● **Excerpt**
◆ ◆ ◆ ◆ ◆ ◆ ◆
New Melville Golf Classic winners

An unfancied Fairfield College staff team has stunned the favourites to win the Melville Golf Classic at Ngahinepouri.

The Fairfield Three Putts team of Scott Major, Chris Langley, Charlotte Willson and Kendall Pears were first time entrants, and nobody was tipping them, but they smashed the field with a net of 49 off a 15 handicap, in an ambrose format through 18 holes.

To underline their superiority, Pears also took home the award for both the longest drive and the “closest to the pin” shots for men, and Willson did likewise for the women.

“We are very humble in victory,” Pears said in hugging the trophy. “Fairfield College has long been a sleeping giant in Waikato sport, but this is a sign it is awakening from its slumber.”

Melville will now need to stitch together a powerful syndicated team next year to reclaim the Auld Mug from Fairfield and restore club pride, perhaps even having to bring the Noorlands out of golfing retirement.

Second were defending champions Advance Joinery with a 53.5 net from a 13.5 handicap. Advance boss Kris Allen was disappointed team anchor Paul Tubby Smith had not been able to get them home via his handicapping skills.

“We have an old saying in joinery – measure twice, cut once,” Allen ruminated. “Tubby really should have measured those handicaps a second time. Of course golf is the only game in the world where a precise knowledge of the rules can earn you a reputation for bad sportsmanship.”

Advance Joinery team of Kris Allen, Gary Monaghan, Stu Timings and Paul (Tubby) Smith.

Because he is from Sheffield, miserable comes easily to Allen, but he cheered up significantly when he was awarded the prize for most lost balls. However he was not the worst golfer. By popular acclamation that award went to Melville Feds coach Merv Williams, who was even worse.

Merv Williams, flanked here by team mates Arran Clement and Wytse Bouma, was honoured as worst golfer.

Third place went to the travelling Waitemata AFC team, playing off an 11.7 handicap.

One notable golfer among the field was Hamilton Labour List MP Jamie Strange, who boosted the GJE Electrical team. Strange carded an 11-handicap in his prime and is still a useful golfer.

Labour List MP Jamie Strange was powered by Jacindamania

Strange is also a former club member, having played for Melville’s Reserves and Waikato A team a decade ago.

The tournament raised over $6000 for the club, and chairman Wytse Bouma thanked Michael Mayne and Sam Wilkinson for their inspired work in organising it, and the sterling input of commercial manager Steve Owens.
◆ ◆ ◆ ◆ ◆ ◆ ◆
● **Dataset extract**
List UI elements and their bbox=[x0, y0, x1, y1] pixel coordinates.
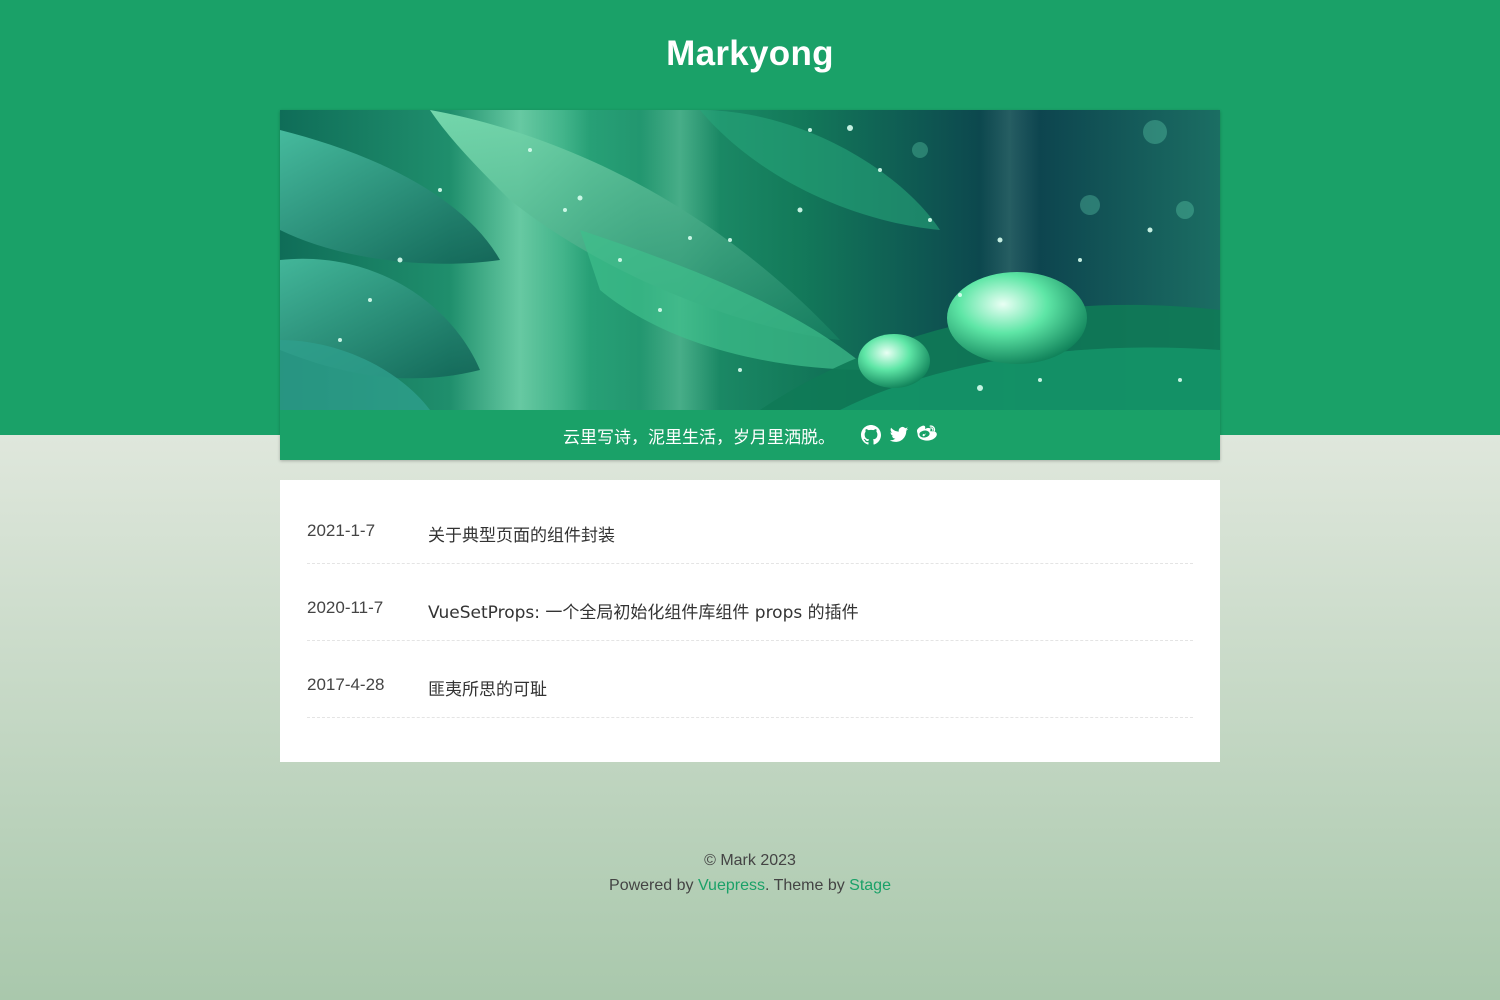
◆ ◆ ◆ ◆ ◆ ◆ ◆
● **Instructions to follow**
From the golf tournament article, copy word for word everything from "Advance Joinery team" down to "an 11.7 handicap.".

● **Exercise result**
Advance Joinery team of Kris Allen, Gary Monaghan, Stu Timings and Paul (Tubby) Smith.

Because he is from Sheffield, miserable comes easily to Allen, but he cheered up significantly when he was awarded the prize for most lost balls. However he was not the worst golfer. By popular acclamation that award went to Melville Feds coach Merv Williams, who was even worse.

Merv Williams, flanked here by team mates Arran Clement and Wytse Bouma, was honoured as worst golfer.

Third place went to the travelling Waitemata AFC team, playing off an 11.7 handicap.